TO DO: Give the data below again exactly as it stands. Omit the pictures.
◆ ◆ ◆ ◆ ◆
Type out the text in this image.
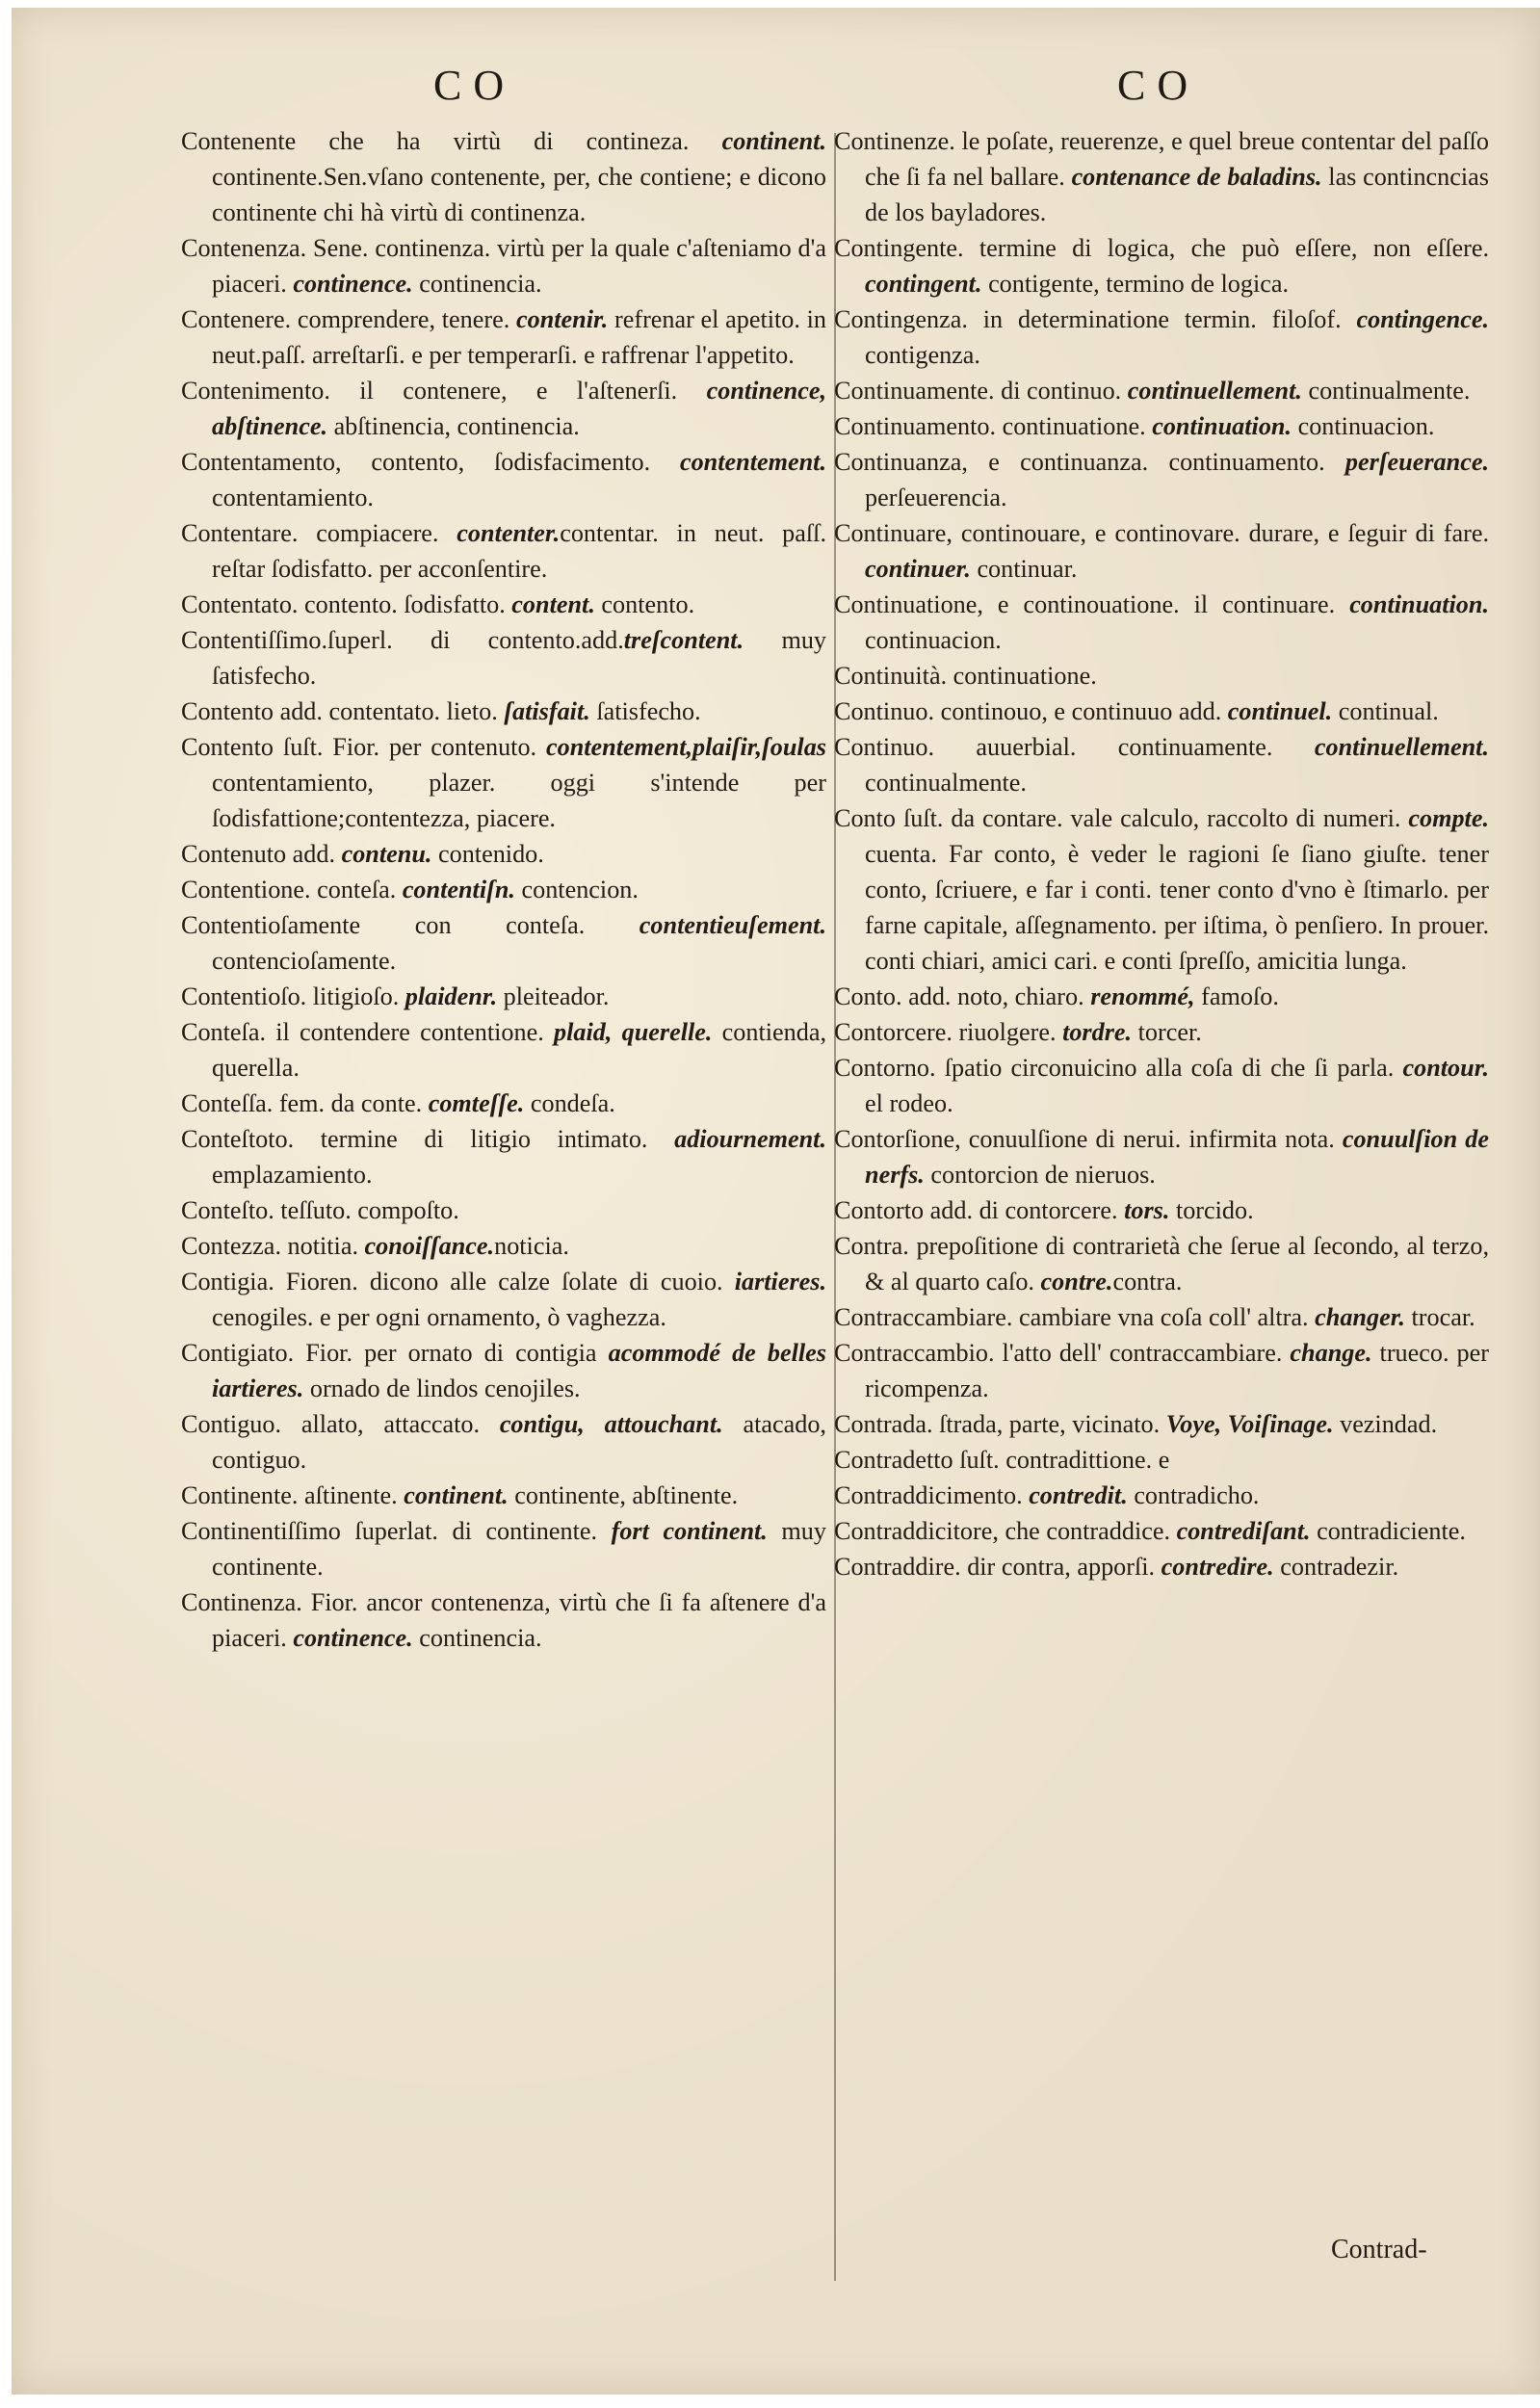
CO	CO
Contenente che ha virtù di contineza. continent. continente.Sen.vſano contenente, per, che contiene; e dicono continente chi hà virtù di continenza.
Contenenza. Sene. continenza. virtù per la quale c'aſteniamo d'a piaceri. continence. continencia.
Contenere. comprendere, tenere. contenir. refrenar el apetito. in neut.paſſ. arreſtarſi. e per temperarſi. e raffrenar l'appetito.
Contenimento. il contenere, e l'aſtenerſi. continence, abſtinence. abſtinencia, continencia.
Contentamento, contento, ſodisfacimento. contentement. contentamiento.
Contentare. compiacere. contenter.contentar. in neut. paſſ. reſtar ſodisfatto. per acconſentire.
Contentato. contento. ſodisfatto. content. contento.
Contentiſſimo.ſuperl. di contento.add.treſcontent. muy ſatisfecho.
Contento add. contentato. lieto. ſatisfait. ſatisfecho.
Contento ſuſt. Fior. per contenuto. contentement,plaiſir,ſoulas contentamiento, plazer. oggi s'intende per ſodisfattione;contentezza, piacere.
Contenuto add. contenu. contenido.
Contentione. conteſa. contentiſn. contencion.
Contentioſamente con conteſa. contentieuſement. contencioſamente.
Contentioſo. litigioſo. plaidenr. pleiteador.
Conteſa. il contendere contentione. plaid, querelle. contienda, querella.
Conteſſa. fem. da conte. comteſſe. condeſa.
Conteſtoto. termine di litigio intimato. adiournement. emplazamiento.
Conteſto. teſſuto. compoſto.
Contezza. notitia. conoiſſance.noticia.
Contigia. Fioren. dicono alle calze ſolate di cuoio. iartieres. cenogiles. e per ogni ornamento, ò vaghezza.
Contigiato. Fior. per ornato di contigia acommodé de belles iartieres. ornado de lindos cenojiles.
Contiguo. allato, attaccato. contigu, attouchant. atacado, contiguo.
Continente. aſtinente. continent. continente, abſtinente.
Continentiſſimo ſuperlat. di continente. fort continent. muy continente.
Continenza. Fior. ancor contenenza, virtù che ſi fa aſtenere d'a piaceri. continence. continencia.
Continenze. le poſate, reuerenze, e quel breue contentar del paſſo che ſi fa nel ballare. contenance de baladins. las contincncias de los bayladores.
Contingente. termine di logica, che può eſſere, non eſſere. contingent. contigente, termino de logica.
Contingenza. in determinatione termin. filoſof. contingence. contigenza.
Continuamente. di continuo. continuellement. continualmente.
Continuamento. continuatione. continuation. continuacion.
Continuanza, e continuanza. continuamento. perſeuerance. perſeuerencia.
Continuare, continouare, e continovare. durare, e ſeguir di fare. continuer. continuar.
Continuatione, e continouatione. il continuare. continuation. continuacion.
Continuità. continuatione.
Continuo. continouo, e continuuo add. continuel. continual.
Continuo. auuerbial. continuamente. continuellement. continualmente.
Conto ſuſt. da contare. vale calculo, raccolto di numeri. compte. cuenta. Far conto, è veder le ragioni ſe ſiano giuſte. tener conto, ſcriuere, e far i conti. tener conto d'vno è ſtimarlo. per farne capitale, aſſegnamento. per iſtima, ò penſiero. In prouer. conti chiari, amici cari. e conti ſpreſſo, amicitia lunga.
Conto. add. noto, chiaro. renommé, famoſo.
Contorcere. riuolgere. tordre. torcer.
Contorno. ſpatio circonuicino alla coſa di che ſi parla. contour. el rodeo.
Contorſione, conuulſione di nerui. infirmita nota. conuulſion de nerfs. contorcion de nieruos.
Contorto add. di contorcere. tors. torcido.
Contra. prepoſitione di contrarietà che ſerue al ſecondo, al terzo, & al quarto caſo. contre.contra.
Contraccambiare. cambiare vna coſa coll' altra. changer. trocar.
Contraccambio. l'atto dell' contraccambiare. change. trueco. per ricompenza.
Contrada. ſtrada, parte, vicinato. Voye, Voiſinage. vezindad.
Contradetto ſuſt. contradittione. e
Contraddicimento. contredit. contradicho.
Contraddicitore, che contraddice. contrediſant. contradiciente.
Contraddire. dir contra, apporſi. contredire. contradezir.
Contrad-
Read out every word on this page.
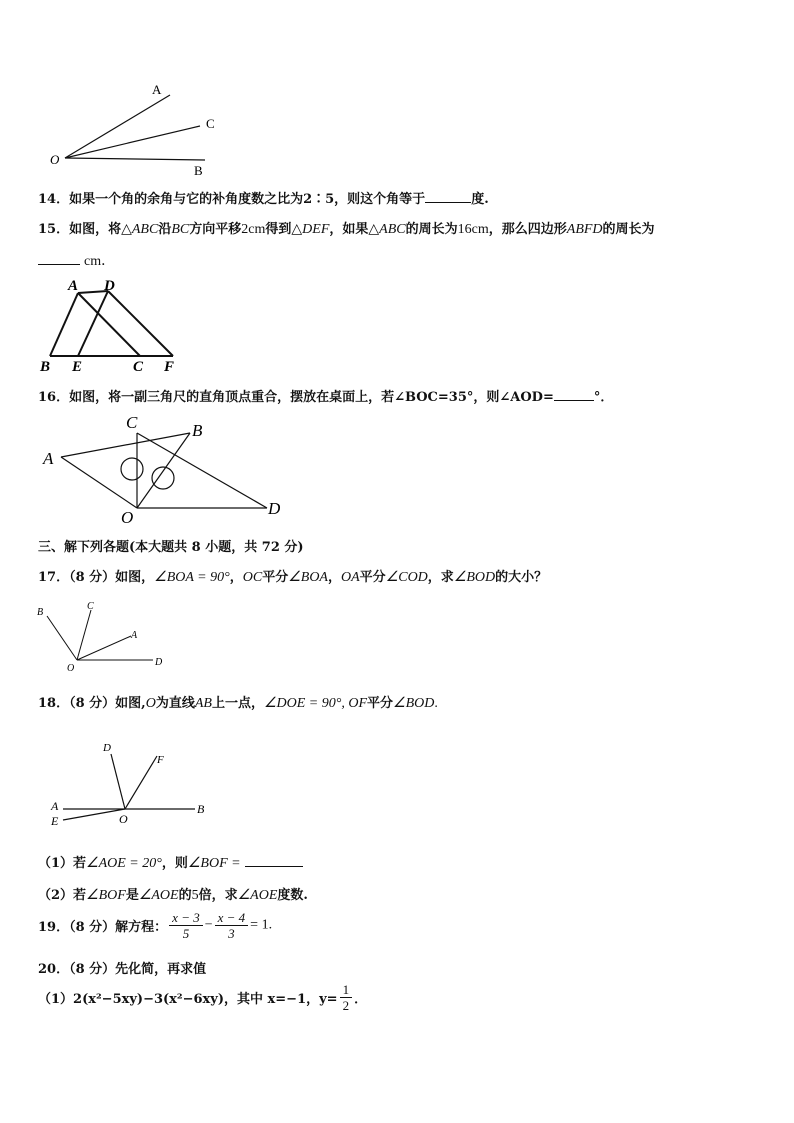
A
C
O
B
14．如果一个角的余角与它的补角度数之比为2∶5，则这个角等于	度.
15．如图，将△ABC沿BC方向平移2cm得到△DEF，如果△ABC的周长为16cm，那么四边形ABFD的周长为
cm．
A D
B E	C F
16．如图，将一副三角尺的直角顶点重合，摆放在桌面上，若∠BOC=35°，则∠AOD=	°．
C	B
A
O	D
三、解下列各题(本大题共 8 小题，共 72 分)
17．（8 分）如图，∠BOA = 90°，OC平分∠BOA，OA平分∠COD，求∠BOD的大小？
B
C
A
O
D
18．（8 分）如图,O为直线AB上一点，∠DOE = 90°, OF平分∠BOD.
D
F
A	B
E	O
（1）若∠AOE = 20°，则∠BOF =
（2）若∠BOF是∠AOE的5倍，求∠AOE度数.
19．（8 分）解方程： $\frac{x - 3}{5} - \frac{x - 4}{3} = 1$.
20．（8 分）先化简，再求值
（1）2(x²−5xy)−3(x²−6xy)，其中 x=−1，$y= \frac{1}{2}$ ．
◆ ◆ ◆ ◆ ◆
SOLUTION TO THIS PROBLEM:
Type out the text in this image.
CO	CO
Contenente che ha virtù di contineza. continent. continente.Sen.vſano contenente, per, che contiene; e dicono continente chi hà virtù di continenza.
Contenenza. Sene. continenza. virtù per la quale c'aſteniamo d'a piaceri. continence. continencia.
Contenere. comprendere, tenere. contenir. refrenar el apetito. in neut.paſſ. arreſtarſi. e per temperarſi. e raffrenar l'appetito.
Contenimento. il contenere, e l'aſtenerſi. continence, abſtinence. abſtinencia, continencia.
Contentamento, contento, ſodisfacimento. contentement. contentamiento.
Contentare. compiacere. contenter.contentar. in neut. paſſ. reſtar ſodisfatto. per acconſentire.
Contentato. contento. ſodisfatto. content. contento.
Contentiſſimo.ſuperl. di contento.add.treſcontent. muy ſatisfecho.
Contento add. contentato. lieto. ſatisfait. ſatisfecho.
Contento ſuſt. Fior. per contenuto. contentement,plaiſir,ſoulas contentamiento, plazer. oggi s'intende per ſodisfattione;contentezza, piacere.
Contenuto add. contenu. contenido.
Contentione. conteſa. contentiſn. contencion.
Contentioſamente con conteſa. contentieuſement. contencioſamente.
Contentioſo. litigioſo. plaidenr. pleiteador.
Conteſa. il contendere contentione. plaid, querelle. contienda, querella.
Conteſſa. fem. da conte. comteſſe. condeſa.
Conteſtoto. termine di litigio intimato. adiournement. emplazamiento.
Conteſto. teſſuto. compoſto.
Contezza. notitia. conoiſſance.noticia.
Contigia. Fioren. dicono alle calze ſolate di cuoio. iartieres. cenogiles. e per ogni ornamento, ò vaghezza.
Contigiato. Fior. per ornato di contigia acommodé de belles iartieres. ornado de lindos cenojiles.
Contiguo. allato, attaccato. contigu, attouchant. atacado, contiguo.
Continente. aſtinente. continent. continente, abſtinente.
Continentiſſimo ſuperlat. di continente. fort continent. muy continente.
Continenza. Fior. ancor contenenza, virtù che ſi fa aſtenere d'a piaceri. continence. continencia.
Continenze. le poſate, reuerenze, e quel breue contentar del paſſo che ſi fa nel ballare. contenance de baladins. las contincncias de los bayladores.
Contingente. termine di logica, che può eſſere, non eſſere. contingent. contigente, termino de logica.
Contingenza. in determinatione termin. filoſof. contingence. contigenza.
Continuamente. di continuo. continuellement. continualmente.
Continuamento. continuatione. continuation. continuacion.
Continuanza, e continuanza. continuamento. perſeuerance. perſeuerencia.
Continuare, continouare, e continovare. durare, e ſeguir di fare. continuer. continuar.
Continuatione, e continouatione. il continuare. continuation. continuacion.
Continuità. continuatione.
Continuo. continouo, e continuuo add. continuel. continual.
Continuo. auuerbial. continuamente. continuellement. continualmente.
Conto ſuſt. da contare. vale calculo, raccolto di numeri. compte. cuenta. Far conto, è veder le ragioni ſe ſiano giuſte. tener conto, ſcriuere, e far i conti. tener conto d'vno è ſtimarlo. per farne capitale, aſſegnamento. per iſtima, ò penſiero. In prouer. conti chiari, amici cari. e conti ſpreſſo, amicitia lunga.
Conto. add. noto, chiaro. renommé, famoſo.
Contorcere. riuolgere. tordre. torcer.
Contorno. ſpatio circonuicino alla coſa di che ſi parla. contour. el rodeo.
Contorſione, conuulſione di nerui. infirmita nota. conuulſion de nerfs. contorcion de nieruos.
Contorto add. di contorcere. tors. torcido.
Contra. prepoſitione di contrarietà che ſerue al ſecondo, al terzo, & al quarto caſo. contre.contra.
Contraccambiare. cambiare vna coſa coll' altra. changer. trocar.
Contraccambio. l'atto dell' contraccambiare. change. trueco. per ricompenza.
Contrada. ſtrada, parte, vicinato. Voye, Voiſinage. vezindad.
Contradetto ſuſt. contradittione. e
Contraddicimento. contredit. contradicho.
Contraddicitore, che contraddice. contrediſant. contradiciente.
Contraddire. dir contra, apporſi. contredire. contradezir.
Contrad-
Read out every word on this page.
A
C
O
B
14．如果一个角的余角与它的补角度数之比为2∶5，则这个角等于	度.
15．如图，将△ABC沿BC方向平移2cm得到△DEF，如果△ABC的周长为16cm，那么四边形ABFD的周长为
cm．
A D
B E	C F
16．如图，将一副三角尺的直角顶点重合，摆放在桌面上，若∠BOC=35°，则∠AOD=	°．
C	B
A
O	D
三、解下列各题(本大题共 8 小题，共 72 分)
17．（8 分）如图，∠BOA = 90°，OC平分∠BOA，OA平分∠COD，求∠BOD的大小？
B
C
A
O
D
18．（8 分）如图,O为直线AB上一点，∠DOE = 90°, OF平分∠BOD.
D
F
A	B
E	O
（1）若∠AOE = 20°，则∠BOF =
（2）若∠BOF是∠AOE的5倍，求∠AOE度数.
19．（8 分）解方程： $\frac{x - 3}{5} - \frac{x - 4}{3} = 1$.
20．（8 分）先化简，再求值
（1）2(x²−5xy)−3(x²−6xy)，其中 x=−1，$y= \frac{1}{2}$ ．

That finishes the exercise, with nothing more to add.